PROBLEM REQUIREMENTS
Write out the material again word for word, dropping any images it holds.

EXTRACTED MATERIAL
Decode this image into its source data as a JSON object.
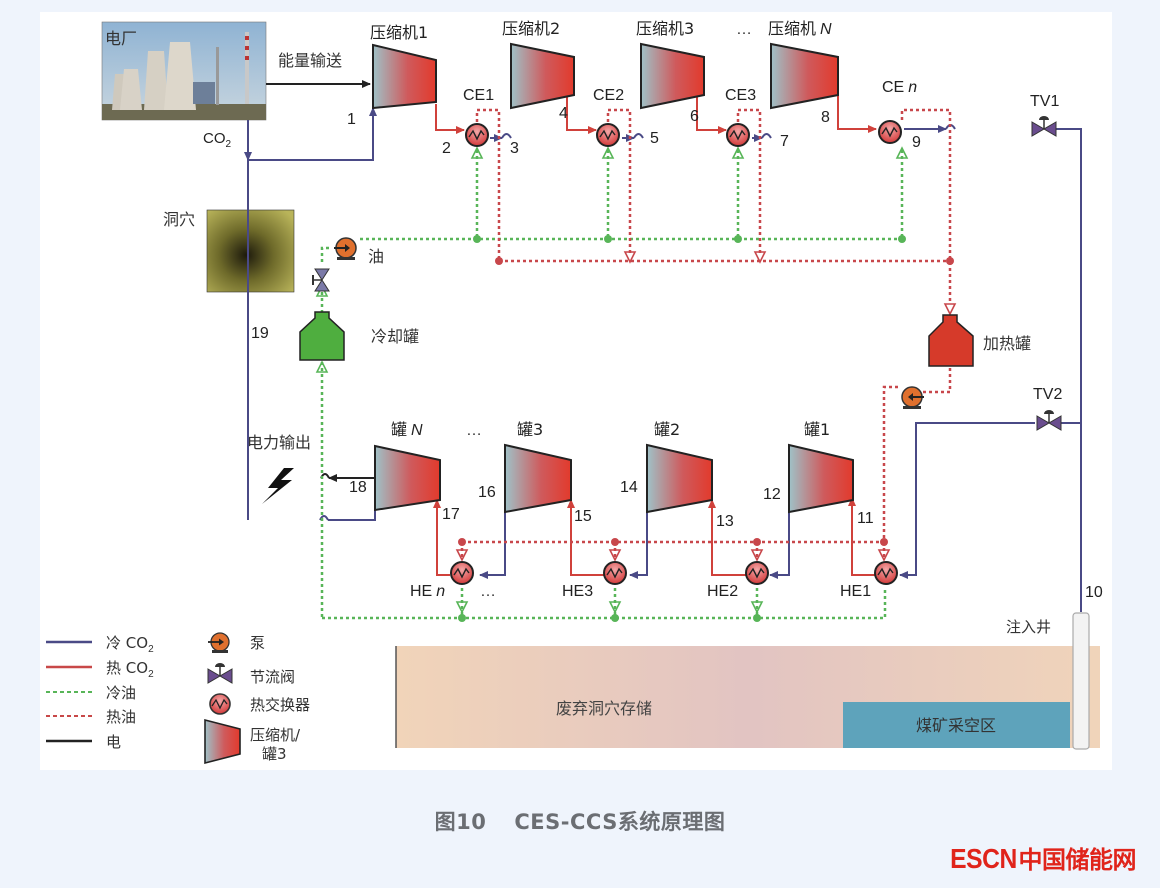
{
  "diagram": {
    "power_plant": {
      "label": "电厂",
      "energy_label": "能量输送",
      "co2_label": "CO",
      "co2_sub": "2"
    },
    "cave": {
      "label": "洞穴"
    },
    "compressors": [
      {
        "label": "压缩机1"
      },
      {
        "label": "压缩机2"
      },
      {
        "label": "压缩机3"
      },
      {
        "label": "压缩机",
        "suffix": "N"
      }
    ],
    "compressor_ellipsis": "…",
    "coolers": [
      {
        "label": "CE1"
      },
      {
        "label": "CE2"
      },
      {
        "label": "CE3"
      },
      {
        "label": "CE",
        "suffix": "n"
      }
    ],
    "valves": {
      "tv1": "TV1",
      "tv2": "TV2"
    },
    "oil_label": "油",
    "cooling_tank": "冷却罐",
    "heating_tank": "加热罐",
    "power_output": "电力输出",
    "tanks": [
      {
        "label": "罐",
        "suffix": "N"
      },
      {
        "label": "罐3"
      },
      {
        "label": "罐2"
      },
      {
        "label": "罐1"
      }
    ],
    "tank_ellipsis": "…",
    "heaters": [
      {
        "label": "HE",
        "suffix": "n"
      },
      {
        "label": "HE3"
      },
      {
        "label": "HE2"
      },
      {
        "label": "HE1"
      }
    ],
    "heater_ellipsis": "…",
    "state_points": [
      "1",
      "2",
      "3",
      "4",
      "5",
      "6",
      "7",
      "8",
      "9",
      "10",
      "11",
      "12",
      "13",
      "14",
      "15",
      "16",
      "17",
      "18",
      "19"
    ],
    "injection_well": "注入井",
    "storage": {
      "cavern": "废弃洞穴存储",
      "goaf": "煤矿采空区"
    },
    "legend": {
      "lines": [
        {
          "label": "冷 CO",
          "sub": "2",
          "color": "#4a4a86",
          "style": "solid"
        },
        {
          "label": "热 CO",
          "sub": "2",
          "color": "#c84848",
          "style": "solid"
        },
        {
          "label": "冷油",
          "color": "#5cb85c",
          "style": "dotted"
        },
        {
          "label": "热油",
          "color": "#c84848",
          "style": "dotted"
        },
        {
          "label": "电",
          "color": "#222222",
          "style": "solid"
        }
      ],
      "symbols": [
        {
          "icon": "pump-icon",
          "label": "泵"
        },
        {
          "icon": "throttle-valve-icon",
          "label": "节流阀"
        },
        {
          "icon": "heat-exchanger-icon",
          "label": "热交换器"
        },
        {
          "icon": "compressor-icon",
          "label": "压缩机/",
          "label2": "罐3"
        }
      ]
    }
  },
  "colors": {
    "cold_co2": "#4a4a86",
    "hot_co2": "#d0413b",
    "cold_oil": "#58b558",
    "hot_oil": "#c8474b",
    "electric": "#222222",
    "cooling_tank": "#4fae3f",
    "heating_tank": "#d63a2a",
    "pump": "#e0702e",
    "storage_fill": "#eed3bd",
    "goaf_fill": "#5ea3bb"
  },
  "caption": {
    "figure": "图10",
    "title": "CES-CCS系统原理图"
  },
  "logo": {
    "latin": "ESCN",
    "cjk": "中国储能网"
  }
}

EXERCISE ANSWER
Decode this image into its source data as a JSON object.
{
  "diagram": {
    "power_plant": {
      "label": "电厂",
      "energy_label": "能量输送",
      "co2_label": "CO",
      "co2_sub": "2"
    },
    "cave": {
      "label": "洞穴"
    },
    "compressors": [
      {
        "label": "压缩机1"
      },
      {
        "label": "压缩机2"
      },
      {
        "label": "压缩机3"
      },
      {
        "label": "压缩机",
        "suffix": "N"
      }
    ],
    "compressor_ellipsis": "…",
    "coolers": [
      {
        "label": "CE1"
      },
      {
        "label": "CE2"
      },
      {
        "label": "CE3"
      },
      {
        "label": "CE",
        "suffix": "n"
      }
    ],
    "valves": {
      "tv1": "TV1",
      "tv2": "TV2"
    },
    "oil_label": "油",
    "cooling_tank": "冷却罐",
    "heating_tank": "加热罐",
    "power_output": "电力输出",
    "tanks": [
      {
        "label": "罐",
        "suffix": "N"
      },
      {
        "label": "罐3"
      },
      {
        "label": "罐2"
      },
      {
        "label": "罐1"
      }
    ],
    "tank_ellipsis": "…",
    "heaters": [
      {
        "label": "HE",
        "suffix": "n"
      },
      {
        "label": "HE3"
      },
      {
        "label": "HE2"
      },
      {
        "label": "HE1"
      }
    ],
    "heater_ellipsis": "…",
    "state_points": [
      "1",
      "2",
      "3",
      "4",
      "5",
      "6",
      "7",
      "8",
      "9",
      "10",
      "11",
      "12",
      "13",
      "14",
      "15",
      "16",
      "17",
      "18",
      "19"
    ],
    "injection_well": "注入井",
    "storage": {
      "cavern": "废弃洞穴存储",
      "goaf": "煤矿采空区"
    },
    "legend": {
      "lines": [
        {
          "label": "冷 CO",
          "sub": "2",
          "color": "#4a4a86",
          "style": "solid"
        },
        {
          "label": "热 CO",
          "sub": "2",
          "color": "#c84848",
          "style": "solid"
        },
        {
          "label": "冷油",
          "color": "#5cb85c",
          "style": "dotted"
        },
        {
          "label": "热油",
          "color": "#c84848",
          "style": "dotted"
        },
        {
          "label": "电",
          "color": "#222222",
          "style": "solid"
        }
      ],
      "symbols": [
        {
          "icon": "pump-icon",
          "label": "泵"
        },
        {
          "icon": "throttle-valve-icon",
          "label": "节流阀"
        },
        {
          "icon": "heat-exchanger-icon",
          "label": "热交换器"
        },
        {
          "icon": "compressor-icon",
          "label": "压缩机/",
          "label2": "罐3"
        }
      ]
    }
  },
  "colors": {
    "cold_co2": "#4a4a86",
    "hot_co2": "#d0413b",
    "cold_oil": "#58b558",
    "hot_oil": "#c8474b",
    "electric": "#222222",
    "cooling_tank": "#4fae3f",
    "heating_tank": "#d63a2a",
    "pump": "#e0702e",
    "storage_fill": "#eed3bd",
    "goaf_fill": "#5ea3bb"
  },
  "caption": {
    "figure": "图10",
    "title": "CES-CCS系统原理图"
  },
  "logo": {
    "latin": "ESCN",
    "cjk": "中国储能网"
  }
}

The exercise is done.